Melampirkan nomor rekening juga penting untuk proses pengiriman honor. Website satir seperti Mojok.co bahkan meminta penulis yang enggan melampirkan nomor rekening agar tidak usah mengirim tulisan. Melampirkan rekening bank menunjukkan bahwa kita sebagai penulis yakin tulisan kita akan dimuat, dan kita akan mendapatkan honor karenanya.
Kelima, kirim 2-3 artikel saja dalam sebulan untuk satu media. Usahakan pengirimannya ada durasi jarak yang cukup. Pengiriman dalam waktu berdekatan akan mengundang antipati dan kebosanan dari pihak redaktur. “Jangan-jangan tulisan kita tidak terbaca,” kata seorang teman saya yang bekerja sebagai redaktur sebuah harian di Jakarta. Dengan mengirim 2-3 artikel menunjukkan bahwa kita cukup produktif, tetapi yang lebih penting sebenarnya bagaimana kita mampu menunjukkan bahwa kita tak asal-asalan dalam menulis. Tulisan yang disiapkan secara matang pasti memiliki kedalaman, dan akan disukai oleh redaktur, dibandingkan tulisan yang digarap serampangan.
Keenam, jangan mengirim tulisan yang sama kepada dua atau banyak media sekaligus. Sebagai penulis kita mutlak harus menjaga etika pengiriman tulisan. Bayangkan jika tulisan yang sama dimuat di dua media dalam waktu bersamaan. Ini seperti tamparan terhadap media yang memuatnya plus terhadap para redakturnya. Jika kita melakukannya, maka siap-siaplah nama kita kena backlist.
Ketujuh, tunjukkan bahwa Anda menguasai masalah yang ditulis. Anda boleh pandai dan menguasai banyak bidang pengetahuan. Tetapi, jangan lupa, Anda harus punya spesialisasi tertentu dan fokus pada basis ilmu yang Anda tekuni. Banyak media lebih memprioritaskan penulis yang mampu menunjukkan spesialisasi mereka dalam tema tertentu. Seorang penulis spesialis, pasti tidak asal menggarap tulisan, dan apa yang dibahasnya pasti sangat mendalam.

■ ■ ■

Tuliskan ulang tanpa mengubah apa pun bagian teks bacaan tentang kiat mengirim tulisan ke media, mulai dari kata-kata "Keenam, jangan mengirim" dan berhenti setelah kata-kata "pasti sangat mendalam.". Daftar di bawah ini adalah bahan tersendiri yang terpisah dari teks bacaan.

(Data deteksi tata letak dokumen)

■ ■ ■

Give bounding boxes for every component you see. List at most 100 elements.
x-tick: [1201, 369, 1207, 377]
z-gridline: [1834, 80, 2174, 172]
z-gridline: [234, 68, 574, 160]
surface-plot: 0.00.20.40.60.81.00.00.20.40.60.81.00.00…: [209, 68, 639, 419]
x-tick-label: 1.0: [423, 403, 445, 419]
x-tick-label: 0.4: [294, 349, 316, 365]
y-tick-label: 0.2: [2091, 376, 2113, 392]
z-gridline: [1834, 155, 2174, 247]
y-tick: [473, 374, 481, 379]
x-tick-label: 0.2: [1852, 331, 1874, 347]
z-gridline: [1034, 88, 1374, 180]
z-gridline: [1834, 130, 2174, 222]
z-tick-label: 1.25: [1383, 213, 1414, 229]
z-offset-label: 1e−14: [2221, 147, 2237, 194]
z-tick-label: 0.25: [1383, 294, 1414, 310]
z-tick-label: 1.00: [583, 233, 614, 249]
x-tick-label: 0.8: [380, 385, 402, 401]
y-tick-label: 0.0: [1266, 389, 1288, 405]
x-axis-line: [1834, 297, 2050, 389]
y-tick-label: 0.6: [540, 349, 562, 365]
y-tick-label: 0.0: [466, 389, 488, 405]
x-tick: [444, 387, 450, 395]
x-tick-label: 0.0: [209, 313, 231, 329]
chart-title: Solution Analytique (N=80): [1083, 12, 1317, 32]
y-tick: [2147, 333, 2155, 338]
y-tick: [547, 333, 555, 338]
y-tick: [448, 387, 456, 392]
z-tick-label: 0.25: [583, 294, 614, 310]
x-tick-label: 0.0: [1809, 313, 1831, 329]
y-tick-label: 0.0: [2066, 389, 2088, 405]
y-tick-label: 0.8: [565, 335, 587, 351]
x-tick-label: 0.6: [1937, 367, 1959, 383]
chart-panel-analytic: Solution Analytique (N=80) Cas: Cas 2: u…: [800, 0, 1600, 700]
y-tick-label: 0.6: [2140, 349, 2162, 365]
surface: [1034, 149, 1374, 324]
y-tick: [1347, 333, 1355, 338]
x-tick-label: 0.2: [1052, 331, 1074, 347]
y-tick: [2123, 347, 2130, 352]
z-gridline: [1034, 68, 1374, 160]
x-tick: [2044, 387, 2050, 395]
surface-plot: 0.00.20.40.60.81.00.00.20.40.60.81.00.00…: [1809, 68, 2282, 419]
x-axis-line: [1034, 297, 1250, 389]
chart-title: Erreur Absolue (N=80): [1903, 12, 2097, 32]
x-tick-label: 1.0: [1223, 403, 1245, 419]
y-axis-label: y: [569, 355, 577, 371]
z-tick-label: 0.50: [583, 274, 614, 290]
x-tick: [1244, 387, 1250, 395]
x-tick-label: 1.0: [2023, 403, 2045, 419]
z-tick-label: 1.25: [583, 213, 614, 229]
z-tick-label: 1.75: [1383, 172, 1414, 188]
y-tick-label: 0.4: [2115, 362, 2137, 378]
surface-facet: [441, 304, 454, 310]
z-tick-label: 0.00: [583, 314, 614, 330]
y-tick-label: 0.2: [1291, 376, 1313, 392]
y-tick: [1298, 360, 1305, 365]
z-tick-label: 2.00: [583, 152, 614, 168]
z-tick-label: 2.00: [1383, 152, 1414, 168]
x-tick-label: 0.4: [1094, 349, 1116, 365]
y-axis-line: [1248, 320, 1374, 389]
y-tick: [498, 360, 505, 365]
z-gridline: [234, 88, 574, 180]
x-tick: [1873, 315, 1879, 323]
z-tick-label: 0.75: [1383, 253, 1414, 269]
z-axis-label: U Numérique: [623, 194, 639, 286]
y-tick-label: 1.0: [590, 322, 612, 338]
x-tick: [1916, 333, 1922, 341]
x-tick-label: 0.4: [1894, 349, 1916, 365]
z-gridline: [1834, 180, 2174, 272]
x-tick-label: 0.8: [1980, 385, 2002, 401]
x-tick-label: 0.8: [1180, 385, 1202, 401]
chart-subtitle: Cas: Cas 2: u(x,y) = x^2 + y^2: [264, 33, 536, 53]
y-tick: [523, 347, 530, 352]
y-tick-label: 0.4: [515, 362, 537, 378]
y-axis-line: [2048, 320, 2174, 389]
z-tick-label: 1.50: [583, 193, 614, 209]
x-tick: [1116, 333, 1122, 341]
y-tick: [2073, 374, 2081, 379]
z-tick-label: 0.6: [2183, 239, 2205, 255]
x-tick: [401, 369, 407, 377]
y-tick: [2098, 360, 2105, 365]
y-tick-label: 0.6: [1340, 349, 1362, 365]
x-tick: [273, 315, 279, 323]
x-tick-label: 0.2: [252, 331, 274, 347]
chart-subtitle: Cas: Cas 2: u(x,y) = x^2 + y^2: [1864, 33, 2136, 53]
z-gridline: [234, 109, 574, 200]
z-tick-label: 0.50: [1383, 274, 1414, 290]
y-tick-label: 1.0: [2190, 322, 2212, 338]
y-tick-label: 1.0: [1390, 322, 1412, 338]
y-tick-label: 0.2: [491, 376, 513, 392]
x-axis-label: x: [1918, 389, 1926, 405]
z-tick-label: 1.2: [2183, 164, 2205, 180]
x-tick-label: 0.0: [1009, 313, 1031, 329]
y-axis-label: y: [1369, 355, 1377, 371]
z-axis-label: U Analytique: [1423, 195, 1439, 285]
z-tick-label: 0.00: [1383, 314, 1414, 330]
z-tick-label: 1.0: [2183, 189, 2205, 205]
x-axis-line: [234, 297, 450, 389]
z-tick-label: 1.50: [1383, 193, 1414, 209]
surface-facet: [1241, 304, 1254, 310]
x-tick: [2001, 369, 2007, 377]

■ ■ ■

Hasil Jawaban
Keenam, jangan mengirim tulisan yang sama kepada dua atau banyak media sekaligus. Sebagai penulis kita mutlak harus menjaga etika pengiriman tulisan. Bayangkan jika tulisan yang sama dimuat di dua media dalam waktu bersamaan. Ini seperti tamparan terhadap media yang memuatnya plus terhadap para redakturnya. Jika kita melakukannya, maka siap-siaplah nama kita kena backlist.
Ketujuh, tunjukkan bahwa Anda menguasai masalah yang ditulis. Anda boleh pandai dan menguasai banyak bidang pengetahuan. Tetapi, jangan lupa, Anda harus punya spesialisasi tertentu dan fokus pada basis ilmu yang Anda tekuni. Banyak media lebih memprioritaskan penulis yang mampu menunjukkan spesialisasi mereka dalam tema tertentu. Seorang penulis spesialis, pasti tidak asal menggarap tulisan, dan apa yang dibahasnya pasti sangat mendalam.